Data lines —

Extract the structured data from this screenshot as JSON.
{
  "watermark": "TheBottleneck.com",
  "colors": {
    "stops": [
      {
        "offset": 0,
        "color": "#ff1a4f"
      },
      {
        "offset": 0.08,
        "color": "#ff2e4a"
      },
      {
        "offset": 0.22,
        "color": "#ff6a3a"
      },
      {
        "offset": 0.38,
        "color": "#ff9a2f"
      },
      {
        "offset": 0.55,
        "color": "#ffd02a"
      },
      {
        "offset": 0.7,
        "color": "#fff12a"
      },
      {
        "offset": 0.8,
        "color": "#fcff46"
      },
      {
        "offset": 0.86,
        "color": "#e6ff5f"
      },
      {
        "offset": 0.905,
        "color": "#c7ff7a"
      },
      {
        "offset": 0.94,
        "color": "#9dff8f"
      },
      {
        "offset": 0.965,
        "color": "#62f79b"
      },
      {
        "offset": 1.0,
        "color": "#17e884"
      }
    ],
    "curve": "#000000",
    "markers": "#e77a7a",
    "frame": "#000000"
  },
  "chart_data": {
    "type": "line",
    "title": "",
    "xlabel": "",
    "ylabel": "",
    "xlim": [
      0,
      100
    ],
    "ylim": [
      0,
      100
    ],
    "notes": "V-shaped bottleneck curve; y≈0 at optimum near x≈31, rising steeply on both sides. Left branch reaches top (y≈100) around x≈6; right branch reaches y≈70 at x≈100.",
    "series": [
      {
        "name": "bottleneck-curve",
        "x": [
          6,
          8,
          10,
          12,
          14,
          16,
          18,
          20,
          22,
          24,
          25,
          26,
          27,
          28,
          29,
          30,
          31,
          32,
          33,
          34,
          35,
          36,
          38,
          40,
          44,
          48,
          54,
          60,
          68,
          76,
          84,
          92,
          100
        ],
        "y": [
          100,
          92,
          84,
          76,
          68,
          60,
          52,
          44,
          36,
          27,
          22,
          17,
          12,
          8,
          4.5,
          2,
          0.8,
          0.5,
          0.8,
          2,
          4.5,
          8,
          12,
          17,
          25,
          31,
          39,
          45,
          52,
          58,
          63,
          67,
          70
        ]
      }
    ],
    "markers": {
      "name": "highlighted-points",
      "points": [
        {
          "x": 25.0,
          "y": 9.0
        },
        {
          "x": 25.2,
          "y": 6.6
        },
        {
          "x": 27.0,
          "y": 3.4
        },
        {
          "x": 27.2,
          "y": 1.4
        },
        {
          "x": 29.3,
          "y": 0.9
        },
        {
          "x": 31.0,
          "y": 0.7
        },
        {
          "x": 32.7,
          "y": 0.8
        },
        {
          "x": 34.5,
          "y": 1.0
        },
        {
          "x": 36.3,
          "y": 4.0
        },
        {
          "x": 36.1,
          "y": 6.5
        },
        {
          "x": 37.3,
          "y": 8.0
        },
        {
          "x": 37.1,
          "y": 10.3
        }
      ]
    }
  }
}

Task statement — Nothing in the data may differ; print all of it exactly as written.

Response below —
Extract the structured data from this screenshot as JSON.
{
  "watermark": "TheBottleneck.com",
  "colors": {
    "stops": [
      {
        "offset": 0,
        "color": "#ff1a4f"
      },
      {
        "offset": 0.08,
        "color": "#ff2e4a"
      },
      {
        "offset": 0.22,
        "color": "#ff6a3a"
      },
      {
        "offset": 0.38,
        "color": "#ff9a2f"
      },
      {
        "offset": 0.55,
        "color": "#ffd02a"
      },
      {
        "offset": 0.7,
        "color": "#fff12a"
      },
      {
        "offset": 0.8,
        "color": "#fcff46"
      },
      {
        "offset": 0.86,
        "color": "#e6ff5f"
      },
      {
        "offset": 0.905,
        "color": "#c7ff7a"
      },
      {
        "offset": 0.94,
        "color": "#9dff8f"
      },
      {
        "offset": 0.965,
        "color": "#62f79b"
      },
      {
        "offset": 1.0,
        "color": "#17e884"
      }
    ],
    "curve": "#000000",
    "markers": "#e77a7a",
    "frame": "#000000"
  },
  "chart_data": {
    "type": "line",
    "title": "",
    "xlabel": "",
    "ylabel": "",
    "xlim": [
      0,
      100
    ],
    "ylim": [
      0,
      100
    ],
    "notes": "V-shaped bottleneck curve; y≈0 at optimum near x≈31, rising steeply on both sides. Left branch reaches top (y≈100) around x≈6; right branch reaches y≈70 at x≈100.",
    "series": [
      {
        "name": "bottleneck-curve",
        "x": [
          6,
          8,
          10,
          12,
          14,
          16,
          18,
          20,
          22,
          24,
          25,
          26,
          27,
          28,
          29,
          30,
          31,
          32,
          33,
          34,
          35,
          36,
          38,
          40,
          44,
          48,
          54,
          60,
          68,
          76,
          84,
          92,
          100
        ],
        "y": [
          100,
          92,
          84,
          76,
          68,
          60,
          52,
          44,
          36,
          27,
          22,
          17,
          12,
          8,
          4.5,
          2,
          0.8,
          0.5,
          0.8,
          2,
          4.5,
          8,
          12,
          17,
          25,
          31,
          39,
          45,
          52,
          58,
          63,
          67,
          70
        ]
      }
    ],
    "markers": {
      "name": "highlighted-points",
      "points": [
        {
          "x": 25.0,
          "y": 9.0
        },
        {
          "x": 25.2,
          "y": 6.6
        },
        {
          "x": 27.0,
          "y": 3.4
        },
        {
          "x": 27.2,
          "y": 1.4
        },
        {
          "x": 29.3,
          "y": 0.9
        },
        {
          "x": 31.0,
          "y": 0.7
        },
        {
          "x": 32.7,
          "y": 0.8
        },
        {
          "x": 34.5,
          "y": 1.0
        },
        {
          "x": 36.3,
          "y": 4.0
        },
        {
          "x": 36.1,
          "y": 6.5
        },
        {
          "x": 37.3,
          "y": 8.0
        },
        {
          "x": 37.1,
          "y": 10.3
        }
      ]
    }
  }
}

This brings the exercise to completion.